## WORK TO COMPLETE:
Looking at the data below, report how many lines contain "organization", with no other words.

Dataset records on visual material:
== == ==
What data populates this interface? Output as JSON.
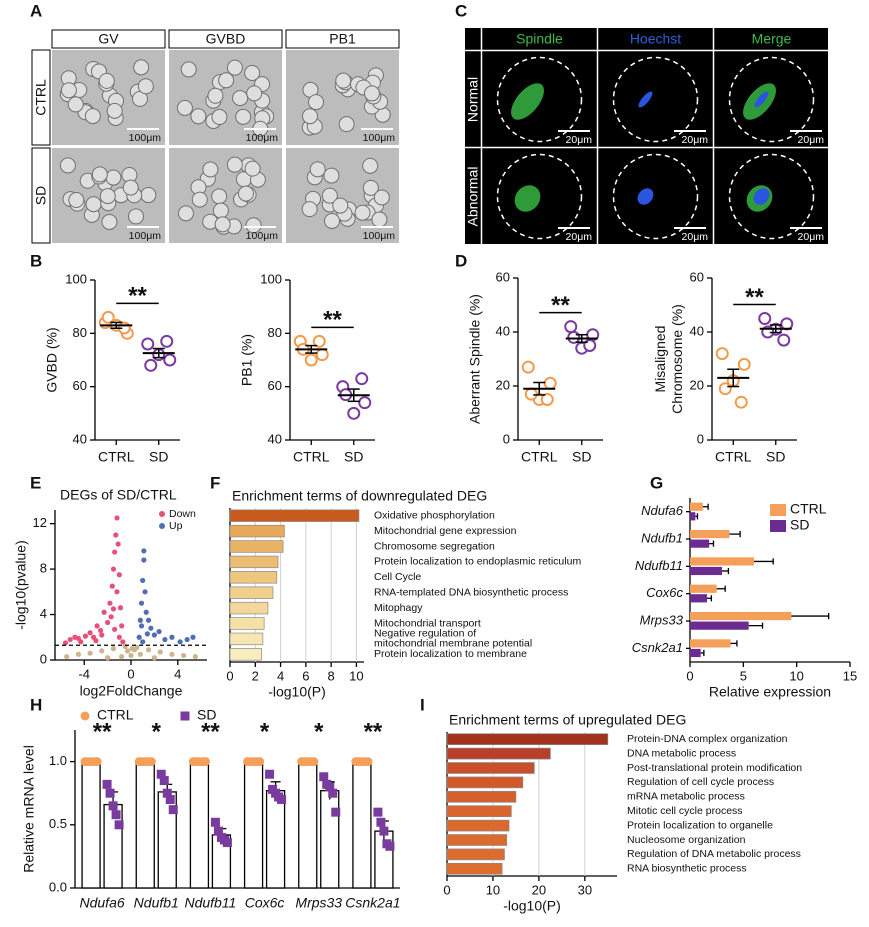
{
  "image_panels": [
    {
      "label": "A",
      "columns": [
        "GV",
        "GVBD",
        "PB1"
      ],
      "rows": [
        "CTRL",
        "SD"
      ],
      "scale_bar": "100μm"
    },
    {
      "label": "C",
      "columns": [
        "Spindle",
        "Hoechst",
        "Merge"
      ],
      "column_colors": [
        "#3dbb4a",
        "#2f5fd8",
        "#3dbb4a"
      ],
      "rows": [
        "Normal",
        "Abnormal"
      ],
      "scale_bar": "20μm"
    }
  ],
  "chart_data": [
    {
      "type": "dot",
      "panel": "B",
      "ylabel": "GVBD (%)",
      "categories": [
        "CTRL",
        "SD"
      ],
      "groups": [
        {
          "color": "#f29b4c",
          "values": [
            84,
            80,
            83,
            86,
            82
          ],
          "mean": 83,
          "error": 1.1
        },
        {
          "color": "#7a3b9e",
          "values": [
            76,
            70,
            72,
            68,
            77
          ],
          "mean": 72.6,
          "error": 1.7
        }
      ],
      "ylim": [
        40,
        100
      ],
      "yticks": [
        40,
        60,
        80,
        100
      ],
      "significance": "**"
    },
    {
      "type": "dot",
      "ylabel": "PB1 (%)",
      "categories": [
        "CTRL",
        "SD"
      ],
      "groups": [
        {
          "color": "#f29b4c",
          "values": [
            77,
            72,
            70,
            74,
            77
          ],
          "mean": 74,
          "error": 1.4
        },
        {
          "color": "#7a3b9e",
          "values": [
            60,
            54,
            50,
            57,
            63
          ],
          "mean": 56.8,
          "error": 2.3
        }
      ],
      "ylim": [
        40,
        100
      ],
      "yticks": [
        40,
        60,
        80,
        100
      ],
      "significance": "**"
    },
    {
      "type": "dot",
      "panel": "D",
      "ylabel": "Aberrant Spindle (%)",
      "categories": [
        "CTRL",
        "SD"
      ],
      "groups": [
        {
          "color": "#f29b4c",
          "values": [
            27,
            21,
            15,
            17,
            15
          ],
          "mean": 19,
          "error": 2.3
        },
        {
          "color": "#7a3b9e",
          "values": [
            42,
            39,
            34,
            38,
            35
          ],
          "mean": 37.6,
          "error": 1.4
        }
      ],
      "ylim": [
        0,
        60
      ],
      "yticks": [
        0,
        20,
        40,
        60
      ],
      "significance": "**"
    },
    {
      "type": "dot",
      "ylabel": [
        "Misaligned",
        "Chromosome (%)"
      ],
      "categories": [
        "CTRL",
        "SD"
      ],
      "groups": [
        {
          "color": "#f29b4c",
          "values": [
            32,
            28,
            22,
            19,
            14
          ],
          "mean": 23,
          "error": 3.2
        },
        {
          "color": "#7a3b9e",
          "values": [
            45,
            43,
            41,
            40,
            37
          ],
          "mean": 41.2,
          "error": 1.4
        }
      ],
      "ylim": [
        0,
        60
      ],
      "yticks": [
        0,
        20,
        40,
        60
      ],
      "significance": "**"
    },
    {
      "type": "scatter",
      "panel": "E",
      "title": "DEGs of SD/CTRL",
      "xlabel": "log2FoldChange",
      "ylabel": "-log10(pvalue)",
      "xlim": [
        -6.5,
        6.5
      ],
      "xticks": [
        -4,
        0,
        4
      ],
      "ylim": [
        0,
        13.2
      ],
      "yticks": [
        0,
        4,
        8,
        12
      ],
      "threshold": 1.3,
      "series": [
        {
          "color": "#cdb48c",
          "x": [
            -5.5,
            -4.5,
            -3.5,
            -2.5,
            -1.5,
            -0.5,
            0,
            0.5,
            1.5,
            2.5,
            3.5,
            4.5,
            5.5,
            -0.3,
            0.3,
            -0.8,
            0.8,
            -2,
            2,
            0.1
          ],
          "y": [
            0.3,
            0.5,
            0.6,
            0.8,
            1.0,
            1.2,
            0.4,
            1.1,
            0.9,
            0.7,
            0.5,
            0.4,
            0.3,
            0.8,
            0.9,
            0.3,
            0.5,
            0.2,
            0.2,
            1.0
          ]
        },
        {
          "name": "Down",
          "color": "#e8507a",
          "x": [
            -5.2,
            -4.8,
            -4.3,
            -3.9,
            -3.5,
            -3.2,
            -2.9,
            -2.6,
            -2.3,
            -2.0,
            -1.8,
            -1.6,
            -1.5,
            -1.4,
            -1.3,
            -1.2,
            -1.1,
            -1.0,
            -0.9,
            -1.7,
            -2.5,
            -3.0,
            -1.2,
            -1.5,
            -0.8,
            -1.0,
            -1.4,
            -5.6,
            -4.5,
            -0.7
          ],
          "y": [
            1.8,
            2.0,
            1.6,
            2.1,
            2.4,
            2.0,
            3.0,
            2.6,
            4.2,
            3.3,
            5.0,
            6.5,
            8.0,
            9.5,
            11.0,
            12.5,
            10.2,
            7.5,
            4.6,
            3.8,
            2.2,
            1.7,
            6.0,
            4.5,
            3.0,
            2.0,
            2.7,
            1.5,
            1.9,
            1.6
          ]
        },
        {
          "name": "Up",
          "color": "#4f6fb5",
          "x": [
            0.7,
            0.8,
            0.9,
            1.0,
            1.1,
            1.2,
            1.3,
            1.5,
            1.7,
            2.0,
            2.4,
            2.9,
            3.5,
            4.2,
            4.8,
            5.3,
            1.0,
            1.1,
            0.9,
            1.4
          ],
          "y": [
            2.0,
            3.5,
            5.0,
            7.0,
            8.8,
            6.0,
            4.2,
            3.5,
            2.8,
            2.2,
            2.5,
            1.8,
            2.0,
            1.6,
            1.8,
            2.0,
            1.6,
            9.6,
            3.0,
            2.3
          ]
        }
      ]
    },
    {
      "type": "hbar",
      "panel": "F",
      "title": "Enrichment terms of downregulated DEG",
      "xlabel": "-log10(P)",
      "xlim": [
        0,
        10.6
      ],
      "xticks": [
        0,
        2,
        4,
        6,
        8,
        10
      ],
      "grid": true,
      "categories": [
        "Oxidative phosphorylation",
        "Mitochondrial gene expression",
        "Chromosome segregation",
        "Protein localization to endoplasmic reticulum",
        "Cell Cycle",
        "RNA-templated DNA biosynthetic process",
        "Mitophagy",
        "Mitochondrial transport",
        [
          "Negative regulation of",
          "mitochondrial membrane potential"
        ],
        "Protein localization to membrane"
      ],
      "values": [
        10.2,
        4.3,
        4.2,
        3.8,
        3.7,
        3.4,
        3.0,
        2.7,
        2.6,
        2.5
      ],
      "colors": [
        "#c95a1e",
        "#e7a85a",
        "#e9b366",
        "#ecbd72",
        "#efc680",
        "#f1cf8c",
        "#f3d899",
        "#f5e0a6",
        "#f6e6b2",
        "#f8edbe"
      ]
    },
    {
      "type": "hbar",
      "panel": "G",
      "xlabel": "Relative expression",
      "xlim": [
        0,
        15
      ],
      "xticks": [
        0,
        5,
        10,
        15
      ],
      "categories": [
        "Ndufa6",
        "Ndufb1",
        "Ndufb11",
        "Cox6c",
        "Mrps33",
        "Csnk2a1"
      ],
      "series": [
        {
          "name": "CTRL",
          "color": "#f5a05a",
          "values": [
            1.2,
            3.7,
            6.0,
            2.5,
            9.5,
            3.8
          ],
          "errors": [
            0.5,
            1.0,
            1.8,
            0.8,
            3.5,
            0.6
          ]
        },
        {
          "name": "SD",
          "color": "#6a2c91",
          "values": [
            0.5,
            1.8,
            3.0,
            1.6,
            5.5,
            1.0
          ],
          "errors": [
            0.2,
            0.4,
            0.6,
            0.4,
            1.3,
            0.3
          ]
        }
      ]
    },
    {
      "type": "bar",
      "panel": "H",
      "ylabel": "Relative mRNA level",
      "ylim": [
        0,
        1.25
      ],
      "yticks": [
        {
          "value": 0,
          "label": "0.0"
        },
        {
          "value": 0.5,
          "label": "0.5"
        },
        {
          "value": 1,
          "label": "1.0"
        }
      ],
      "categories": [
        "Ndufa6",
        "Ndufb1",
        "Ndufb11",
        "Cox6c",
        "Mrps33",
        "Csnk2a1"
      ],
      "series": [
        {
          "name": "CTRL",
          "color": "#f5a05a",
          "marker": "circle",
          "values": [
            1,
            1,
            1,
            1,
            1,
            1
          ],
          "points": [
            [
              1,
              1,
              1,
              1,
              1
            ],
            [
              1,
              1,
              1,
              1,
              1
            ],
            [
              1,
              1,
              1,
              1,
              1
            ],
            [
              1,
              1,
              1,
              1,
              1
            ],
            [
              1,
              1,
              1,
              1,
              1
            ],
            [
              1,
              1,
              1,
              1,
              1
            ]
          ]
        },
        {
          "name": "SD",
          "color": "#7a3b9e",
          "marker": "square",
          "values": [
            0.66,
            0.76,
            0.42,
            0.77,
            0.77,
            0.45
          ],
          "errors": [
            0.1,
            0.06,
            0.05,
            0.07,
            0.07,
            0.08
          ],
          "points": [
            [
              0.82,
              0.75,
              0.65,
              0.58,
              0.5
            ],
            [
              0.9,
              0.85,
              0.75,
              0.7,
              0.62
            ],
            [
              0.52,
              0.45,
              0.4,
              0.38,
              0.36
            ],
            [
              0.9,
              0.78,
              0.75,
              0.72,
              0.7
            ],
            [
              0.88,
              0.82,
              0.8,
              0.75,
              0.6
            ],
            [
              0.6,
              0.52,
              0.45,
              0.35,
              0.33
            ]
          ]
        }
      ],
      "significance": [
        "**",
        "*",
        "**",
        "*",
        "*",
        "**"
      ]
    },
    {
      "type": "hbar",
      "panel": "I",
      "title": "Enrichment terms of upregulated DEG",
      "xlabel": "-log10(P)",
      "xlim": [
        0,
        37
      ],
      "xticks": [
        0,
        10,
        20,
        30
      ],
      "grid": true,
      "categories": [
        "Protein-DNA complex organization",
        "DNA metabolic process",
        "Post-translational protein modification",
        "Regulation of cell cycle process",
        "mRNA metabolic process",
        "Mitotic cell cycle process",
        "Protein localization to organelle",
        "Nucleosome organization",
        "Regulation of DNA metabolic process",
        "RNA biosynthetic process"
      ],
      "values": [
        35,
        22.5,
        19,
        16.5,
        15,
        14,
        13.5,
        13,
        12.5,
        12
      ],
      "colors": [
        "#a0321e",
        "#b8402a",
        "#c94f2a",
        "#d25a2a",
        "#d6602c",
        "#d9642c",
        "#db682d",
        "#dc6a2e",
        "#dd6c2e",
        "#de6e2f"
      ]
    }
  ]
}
== == ==
## RESULT FOR THIS TASK:
2